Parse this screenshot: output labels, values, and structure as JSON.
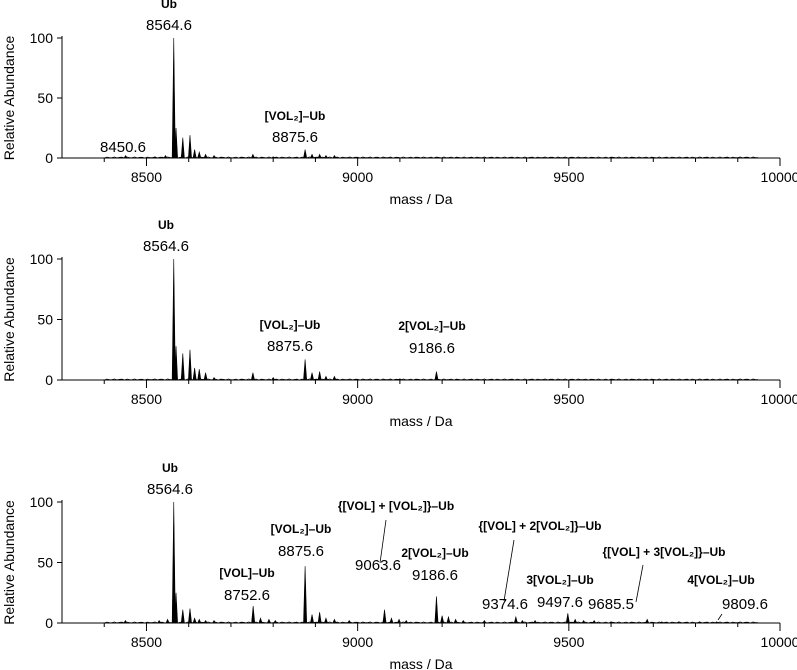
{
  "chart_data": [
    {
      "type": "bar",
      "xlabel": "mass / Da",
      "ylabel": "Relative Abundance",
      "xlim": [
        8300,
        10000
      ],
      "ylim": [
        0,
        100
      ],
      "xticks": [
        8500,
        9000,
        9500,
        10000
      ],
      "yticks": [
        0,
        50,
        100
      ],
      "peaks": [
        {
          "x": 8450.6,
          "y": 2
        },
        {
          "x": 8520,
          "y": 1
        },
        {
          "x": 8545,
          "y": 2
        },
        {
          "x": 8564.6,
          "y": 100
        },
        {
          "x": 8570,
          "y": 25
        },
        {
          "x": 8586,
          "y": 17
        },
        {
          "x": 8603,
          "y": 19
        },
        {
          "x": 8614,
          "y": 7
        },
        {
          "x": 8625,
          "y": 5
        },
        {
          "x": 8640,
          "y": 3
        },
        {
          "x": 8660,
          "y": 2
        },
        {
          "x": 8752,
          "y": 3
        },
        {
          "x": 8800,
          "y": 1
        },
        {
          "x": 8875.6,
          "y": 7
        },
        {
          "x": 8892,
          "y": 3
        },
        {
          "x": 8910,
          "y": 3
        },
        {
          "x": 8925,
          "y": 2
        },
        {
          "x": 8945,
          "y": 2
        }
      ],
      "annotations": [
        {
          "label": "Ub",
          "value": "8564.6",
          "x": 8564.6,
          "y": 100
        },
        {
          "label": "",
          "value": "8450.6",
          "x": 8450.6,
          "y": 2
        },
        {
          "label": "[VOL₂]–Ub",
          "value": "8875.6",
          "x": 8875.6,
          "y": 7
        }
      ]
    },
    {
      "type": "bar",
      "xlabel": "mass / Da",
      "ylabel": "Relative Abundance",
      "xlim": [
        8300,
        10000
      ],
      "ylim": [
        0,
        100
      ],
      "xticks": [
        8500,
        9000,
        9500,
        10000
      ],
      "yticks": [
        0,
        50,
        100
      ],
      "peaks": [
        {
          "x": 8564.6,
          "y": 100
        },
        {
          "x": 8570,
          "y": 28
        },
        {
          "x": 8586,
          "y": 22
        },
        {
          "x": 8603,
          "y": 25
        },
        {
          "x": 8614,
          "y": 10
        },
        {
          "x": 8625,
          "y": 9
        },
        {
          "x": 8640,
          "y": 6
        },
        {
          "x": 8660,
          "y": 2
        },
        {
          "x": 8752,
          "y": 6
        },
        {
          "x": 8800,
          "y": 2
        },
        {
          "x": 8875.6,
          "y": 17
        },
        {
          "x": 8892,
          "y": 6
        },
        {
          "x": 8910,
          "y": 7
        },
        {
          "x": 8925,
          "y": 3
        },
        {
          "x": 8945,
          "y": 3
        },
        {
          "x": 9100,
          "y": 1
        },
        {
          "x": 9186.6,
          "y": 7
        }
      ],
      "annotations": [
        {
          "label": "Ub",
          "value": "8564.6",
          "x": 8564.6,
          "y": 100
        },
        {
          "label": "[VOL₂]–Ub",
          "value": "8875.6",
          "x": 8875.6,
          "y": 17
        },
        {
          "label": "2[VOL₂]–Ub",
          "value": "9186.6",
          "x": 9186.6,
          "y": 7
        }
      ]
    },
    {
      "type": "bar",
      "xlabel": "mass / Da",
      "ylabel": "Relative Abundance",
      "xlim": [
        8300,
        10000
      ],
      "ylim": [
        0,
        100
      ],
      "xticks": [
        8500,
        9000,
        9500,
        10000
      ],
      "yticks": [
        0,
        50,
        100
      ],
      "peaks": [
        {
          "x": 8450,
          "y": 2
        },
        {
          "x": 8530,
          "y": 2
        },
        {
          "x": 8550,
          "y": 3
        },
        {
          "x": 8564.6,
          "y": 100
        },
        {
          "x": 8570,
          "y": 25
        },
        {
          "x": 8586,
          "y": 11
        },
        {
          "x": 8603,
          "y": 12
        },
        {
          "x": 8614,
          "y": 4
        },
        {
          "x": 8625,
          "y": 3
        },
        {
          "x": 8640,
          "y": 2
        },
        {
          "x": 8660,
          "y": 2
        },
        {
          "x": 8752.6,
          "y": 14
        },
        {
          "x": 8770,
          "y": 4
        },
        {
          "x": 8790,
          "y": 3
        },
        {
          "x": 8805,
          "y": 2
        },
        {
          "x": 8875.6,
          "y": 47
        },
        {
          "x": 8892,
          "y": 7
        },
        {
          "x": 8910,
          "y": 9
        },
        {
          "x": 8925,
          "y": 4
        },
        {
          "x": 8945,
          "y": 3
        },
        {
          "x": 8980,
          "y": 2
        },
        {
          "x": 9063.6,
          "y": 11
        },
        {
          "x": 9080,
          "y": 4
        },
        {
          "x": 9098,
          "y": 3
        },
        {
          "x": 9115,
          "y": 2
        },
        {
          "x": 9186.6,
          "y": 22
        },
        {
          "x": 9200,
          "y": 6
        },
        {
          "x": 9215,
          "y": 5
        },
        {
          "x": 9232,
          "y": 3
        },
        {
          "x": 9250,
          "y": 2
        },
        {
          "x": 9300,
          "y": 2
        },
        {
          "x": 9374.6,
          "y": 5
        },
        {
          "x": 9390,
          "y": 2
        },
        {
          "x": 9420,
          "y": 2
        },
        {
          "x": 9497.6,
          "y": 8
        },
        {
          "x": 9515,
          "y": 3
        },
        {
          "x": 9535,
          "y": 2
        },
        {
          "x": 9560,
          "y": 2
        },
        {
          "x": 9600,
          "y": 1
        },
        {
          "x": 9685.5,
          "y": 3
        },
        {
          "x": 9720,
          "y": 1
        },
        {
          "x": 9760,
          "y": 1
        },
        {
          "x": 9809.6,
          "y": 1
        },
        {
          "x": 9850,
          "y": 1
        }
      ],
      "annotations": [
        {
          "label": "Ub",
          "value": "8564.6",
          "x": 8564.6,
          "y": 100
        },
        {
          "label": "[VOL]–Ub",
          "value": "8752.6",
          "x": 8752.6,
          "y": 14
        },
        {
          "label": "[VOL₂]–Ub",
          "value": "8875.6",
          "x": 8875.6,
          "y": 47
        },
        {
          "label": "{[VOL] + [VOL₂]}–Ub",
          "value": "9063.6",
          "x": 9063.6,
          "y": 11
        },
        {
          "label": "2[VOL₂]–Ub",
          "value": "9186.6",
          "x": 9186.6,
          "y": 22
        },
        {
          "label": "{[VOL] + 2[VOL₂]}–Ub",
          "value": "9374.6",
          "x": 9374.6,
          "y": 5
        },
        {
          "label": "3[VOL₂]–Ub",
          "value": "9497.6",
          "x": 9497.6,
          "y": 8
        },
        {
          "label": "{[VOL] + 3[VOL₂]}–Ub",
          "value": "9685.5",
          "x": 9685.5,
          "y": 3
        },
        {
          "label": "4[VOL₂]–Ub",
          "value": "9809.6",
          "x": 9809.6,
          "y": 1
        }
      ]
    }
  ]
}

··········

EXERCISE:
Quote each record exactly as it stands, minus the pictures.

FINISHED TASK:
Parse this screenshot: output labels, values, and structure as JSON.
{
  "chart_data": [
    {
      "type": "bar",
      "xlabel": "mass / Da",
      "ylabel": "Relative Abundance",
      "xlim": [
        8300,
        10000
      ],
      "ylim": [
        0,
        100
      ],
      "xticks": [
        8500,
        9000,
        9500,
        10000
      ],
      "yticks": [
        0,
        50,
        100
      ],
      "peaks": [
        {
          "x": 8450.6,
          "y": 2
        },
        {
          "x": 8520,
          "y": 1
        },
        {
          "x": 8545,
          "y": 2
        },
        {
          "x": 8564.6,
          "y": 100
        },
        {
          "x": 8570,
          "y": 25
        },
        {
          "x": 8586,
          "y": 17
        },
        {
          "x": 8603,
          "y": 19
        },
        {
          "x": 8614,
          "y": 7
        },
        {
          "x": 8625,
          "y": 5
        },
        {
          "x": 8640,
          "y": 3
        },
        {
          "x": 8660,
          "y": 2
        },
        {
          "x": 8752,
          "y": 3
        },
        {
          "x": 8800,
          "y": 1
        },
        {
          "x": 8875.6,
          "y": 7
        },
        {
          "x": 8892,
          "y": 3
        },
        {
          "x": 8910,
          "y": 3
        },
        {
          "x": 8925,
          "y": 2
        },
        {
          "x": 8945,
          "y": 2
        }
      ],
      "annotations": [
        {
          "label": "Ub",
          "value": "8564.6",
          "x": 8564.6,
          "y": 100
        },
        {
          "label": "",
          "value": "8450.6",
          "x": 8450.6,
          "y": 2
        },
        {
          "label": "[VOL₂]–Ub",
          "value": "8875.6",
          "x": 8875.6,
          "y": 7
        }
      ]
    },
    {
      "type": "bar",
      "xlabel": "mass / Da",
      "ylabel": "Relative Abundance",
      "xlim": [
        8300,
        10000
      ],
      "ylim": [
        0,
        100
      ],
      "xticks": [
        8500,
        9000,
        9500,
        10000
      ],
      "yticks": [
        0,
        50,
        100
      ],
      "peaks": [
        {
          "x": 8564.6,
          "y": 100
        },
        {
          "x": 8570,
          "y": 28
        },
        {
          "x": 8586,
          "y": 22
        },
        {
          "x": 8603,
          "y": 25
        },
        {
          "x": 8614,
          "y": 10
        },
        {
          "x": 8625,
          "y": 9
        },
        {
          "x": 8640,
          "y": 6
        },
        {
          "x": 8660,
          "y": 2
        },
        {
          "x": 8752,
          "y": 6
        },
        {
          "x": 8800,
          "y": 2
        },
        {
          "x": 8875.6,
          "y": 17
        },
        {
          "x": 8892,
          "y": 6
        },
        {
          "x": 8910,
          "y": 7
        },
        {
          "x": 8925,
          "y": 3
        },
        {
          "x": 8945,
          "y": 3
        },
        {
          "x": 9100,
          "y": 1
        },
        {
          "x": 9186.6,
          "y": 7
        }
      ],
      "annotations": [
        {
          "label": "Ub",
          "value": "8564.6",
          "x": 8564.6,
          "y": 100
        },
        {
          "label": "[VOL₂]–Ub",
          "value": "8875.6",
          "x": 8875.6,
          "y": 17
        },
        {
          "label": "2[VOL₂]–Ub",
          "value": "9186.6",
          "x": 9186.6,
          "y": 7
        }
      ]
    },
    {
      "type": "bar",
      "xlabel": "mass / Da",
      "ylabel": "Relative Abundance",
      "xlim": [
        8300,
        10000
      ],
      "ylim": [
        0,
        100
      ],
      "xticks": [
        8500,
        9000,
        9500,
        10000
      ],
      "yticks": [
        0,
        50,
        100
      ],
      "peaks": [
        {
          "x": 8450,
          "y": 2
        },
        {
          "x": 8530,
          "y": 2
        },
        {
          "x": 8550,
          "y": 3
        },
        {
          "x": 8564.6,
          "y": 100
        },
        {
          "x": 8570,
          "y": 25
        },
        {
          "x": 8586,
          "y": 11
        },
        {
          "x": 8603,
          "y": 12
        },
        {
          "x": 8614,
          "y": 4
        },
        {
          "x": 8625,
          "y": 3
        },
        {
          "x": 8640,
          "y": 2
        },
        {
          "x": 8660,
          "y": 2
        },
        {
          "x": 8752.6,
          "y": 14
        },
        {
          "x": 8770,
          "y": 4
        },
        {
          "x": 8790,
          "y": 3
        },
        {
          "x": 8805,
          "y": 2
        },
        {
          "x": 8875.6,
          "y": 47
        },
        {
          "x": 8892,
          "y": 7
        },
        {
          "x": 8910,
          "y": 9
        },
        {
          "x": 8925,
          "y": 4
        },
        {
          "x": 8945,
          "y": 3
        },
        {
          "x": 8980,
          "y": 2
        },
        {
          "x": 9063.6,
          "y": 11
        },
        {
          "x": 9080,
          "y": 4
        },
        {
          "x": 9098,
          "y": 3
        },
        {
          "x": 9115,
          "y": 2
        },
        {
          "x": 9186.6,
          "y": 22
        },
        {
          "x": 9200,
          "y": 6
        },
        {
          "x": 9215,
          "y": 5
        },
        {
          "x": 9232,
          "y": 3
        },
        {
          "x": 9250,
          "y": 2
        },
        {
          "x": 9300,
          "y": 2
        },
        {
          "x": 9374.6,
          "y": 5
        },
        {
          "x": 9390,
          "y": 2
        },
        {
          "x": 9420,
          "y": 2
        },
        {
          "x": 9497.6,
          "y": 8
        },
        {
          "x": 9515,
          "y": 3
        },
        {
          "x": 9535,
          "y": 2
        },
        {
          "x": 9560,
          "y": 2
        },
        {
          "x": 9600,
          "y": 1
        },
        {
          "x": 9685.5,
          "y": 3
        },
        {
          "x": 9720,
          "y": 1
        },
        {
          "x": 9760,
          "y": 1
        },
        {
          "x": 9809.6,
          "y": 1
        },
        {
          "x": 9850,
          "y": 1
        }
      ],
      "annotations": [
        {
          "label": "Ub",
          "value": "8564.6",
          "x": 8564.6,
          "y": 100
        },
        {
          "label": "[VOL]–Ub",
          "value": "8752.6",
          "x": 8752.6,
          "y": 14
        },
        {
          "label": "[VOL₂]–Ub",
          "value": "8875.6",
          "x": 8875.6,
          "y": 47
        },
        {
          "label": "{[VOL] + [VOL₂]}–Ub",
          "value": "9063.6",
          "x": 9063.6,
          "y": 11
        },
        {
          "label": "2[VOL₂]–Ub",
          "value": "9186.6",
          "x": 9186.6,
          "y": 22
        },
        {
          "label": "{[VOL] + 2[VOL₂]}–Ub",
          "value": "9374.6",
          "x": 9374.6,
          "y": 5
        },
        {
          "label": "3[VOL₂]–Ub",
          "value": "9497.6",
          "x": 9497.6,
          "y": 8
        },
        {
          "label": "{[VOL] + 3[VOL₂]}–Ub",
          "value": "9685.5",
          "x": 9685.5,
          "y": 3
        },
        {
          "label": "4[VOL₂]–Ub",
          "value": "9809.6",
          "x": 9809.6,
          "y": 1
        }
      ]
    }
  ]
}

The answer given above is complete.